# [Stored data]

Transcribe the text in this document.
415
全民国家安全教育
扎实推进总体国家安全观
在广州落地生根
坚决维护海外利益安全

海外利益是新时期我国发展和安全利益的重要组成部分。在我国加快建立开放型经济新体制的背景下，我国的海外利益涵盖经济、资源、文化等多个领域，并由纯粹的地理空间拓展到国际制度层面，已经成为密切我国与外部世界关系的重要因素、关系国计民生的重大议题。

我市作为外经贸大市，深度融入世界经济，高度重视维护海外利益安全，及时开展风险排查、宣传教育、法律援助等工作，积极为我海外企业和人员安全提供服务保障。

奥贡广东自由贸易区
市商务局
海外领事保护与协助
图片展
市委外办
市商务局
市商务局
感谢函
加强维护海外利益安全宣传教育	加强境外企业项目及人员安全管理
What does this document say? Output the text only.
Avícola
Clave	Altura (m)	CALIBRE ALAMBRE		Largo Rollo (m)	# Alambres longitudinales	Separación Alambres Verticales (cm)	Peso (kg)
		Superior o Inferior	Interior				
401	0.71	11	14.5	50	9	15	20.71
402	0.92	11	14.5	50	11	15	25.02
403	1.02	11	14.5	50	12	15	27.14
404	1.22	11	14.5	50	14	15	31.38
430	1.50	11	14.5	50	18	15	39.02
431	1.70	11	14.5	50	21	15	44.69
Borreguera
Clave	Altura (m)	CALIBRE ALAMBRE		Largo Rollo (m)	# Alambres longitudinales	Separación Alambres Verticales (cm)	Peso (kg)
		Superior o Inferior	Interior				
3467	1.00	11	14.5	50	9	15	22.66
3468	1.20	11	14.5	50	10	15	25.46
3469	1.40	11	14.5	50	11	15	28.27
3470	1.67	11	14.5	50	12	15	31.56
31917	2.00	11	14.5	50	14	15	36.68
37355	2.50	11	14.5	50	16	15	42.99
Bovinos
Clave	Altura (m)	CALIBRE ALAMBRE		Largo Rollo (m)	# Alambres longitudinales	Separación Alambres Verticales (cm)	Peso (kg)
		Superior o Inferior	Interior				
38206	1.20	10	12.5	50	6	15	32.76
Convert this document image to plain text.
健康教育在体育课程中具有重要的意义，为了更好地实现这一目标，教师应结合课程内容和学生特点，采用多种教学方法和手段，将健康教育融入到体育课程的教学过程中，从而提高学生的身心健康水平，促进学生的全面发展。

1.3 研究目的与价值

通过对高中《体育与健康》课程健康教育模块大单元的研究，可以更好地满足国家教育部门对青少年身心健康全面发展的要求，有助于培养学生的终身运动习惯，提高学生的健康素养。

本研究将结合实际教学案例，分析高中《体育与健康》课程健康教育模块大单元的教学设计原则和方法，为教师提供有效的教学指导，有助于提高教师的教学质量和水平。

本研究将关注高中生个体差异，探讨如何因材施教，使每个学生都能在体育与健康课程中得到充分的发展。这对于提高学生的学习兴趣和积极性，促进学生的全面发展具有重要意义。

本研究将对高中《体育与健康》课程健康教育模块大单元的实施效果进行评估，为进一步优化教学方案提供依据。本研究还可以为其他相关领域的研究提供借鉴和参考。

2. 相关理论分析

# [What is expected]
Every entry above should be retyped exactly as shown.

# [Task output]
Transcribe the text in this document.
415
全民国家安全教育
扎实推进总体国家安全观
在广州落地生根
坚决维护海外利益安全

海外利益是新时期我国发展和安全利益的重要组成部分。在我国加快建立开放型经济新体制的背景下，我国的海外利益涵盖经济、资源、文化等多个领域，并由纯粹的地理空间拓展到国际制度层面，已经成为密切我国与外部世界关系的重要因素、关系国计民生的重大议题。

我市作为外经贸大市，深度融入世界经济，高度重视维护海外利益安全，及时开展风险排查、宣传教育、法律援助等工作，积极为我海外企业和人员安全提供服务保障。

奥贡广东自由贸易区
市商务局
海外领事保护与协助
图片展
市委外办
市商务局
市商务局
感谢函
加强维护海外利益安全宣传教育	加强境外企业项目及人员安全管理
What does this document say? Output the text only.
Avícola
Clave	Altura (m)	CALIBRE ALAMBRE		Largo Rollo (m)	# Alambres longitudinales	Separación Alambres Verticales (cm)	Peso (kg)
		Superior o Inferior	Interior				
401	0.71	11	14.5	50	9	15	20.71
402	0.92	11	14.5	50	11	15	25.02
403	1.02	11	14.5	50	12	15	27.14
404	1.22	11	14.5	50	14	15	31.38
430	1.50	11	14.5	50	18	15	39.02
431	1.70	11	14.5	50	21	15	44.69
Borreguera
Clave	Altura (m)	CALIBRE ALAMBRE		Largo Rollo (m)	# Alambres longitudinales	Separación Alambres Verticales (cm)	Peso (kg)
		Superior o Inferior	Interior				
3467	1.00	11	14.5	50	9	15	22.66
3468	1.20	11	14.5	50	10	15	25.46
3469	1.40	11	14.5	50	11	15	28.27
3470	1.67	11	14.5	50	12	15	31.56
31917	2.00	11	14.5	50	14	15	36.68
37355	2.50	11	14.5	50	16	15	42.99
Bovinos
Clave	Altura (m)	CALIBRE ALAMBRE		Largo Rollo (m)	# Alambres longitudinales	Separación Alambres Verticales (cm)	Peso (kg)
		Superior o Inferior	Interior				
38206	1.20	10	12.5	50	6	15	32.76
Convert this document image to plain text.
健康教育在体育课程中具有重要的意义，为了更好地实现这一目标，教师应结合课程内容和学生特点，采用多种教学方法和手段，将健康教育融入到体育课程的教学过程中，从而提高学生的身心健康水平，促进学生的全面发展。

1.3 研究目的与价值

通过对高中《体育与健康》课程健康教育模块大单元的研究，可以更好地满足国家教育部门对青少年身心健康全面发展的要求，有助于培养学生的终身运动习惯，提高学生的健康素养。

本研究将结合实际教学案例，分析高中《体育与健康》课程健康教育模块大单元的教学设计原则和方法，为教师提供有效的教学指导，有助于提高教师的教学质量和水平。

本研究将关注高中生个体差异，探讨如何因材施教，使每个学生都能在体育与健康课程中得到充分的发展。这对于提高学生的学习兴趣和积极性，促进学生的全面发展具有重要意义。

本研究将对高中《体育与健康》课程健康教育模块大单元的实施效果进行评估，为进一步优化教学方案提供依据。本研究还可以为其他相关领域的研究提供借鉴和参考。

2. 相关理论分析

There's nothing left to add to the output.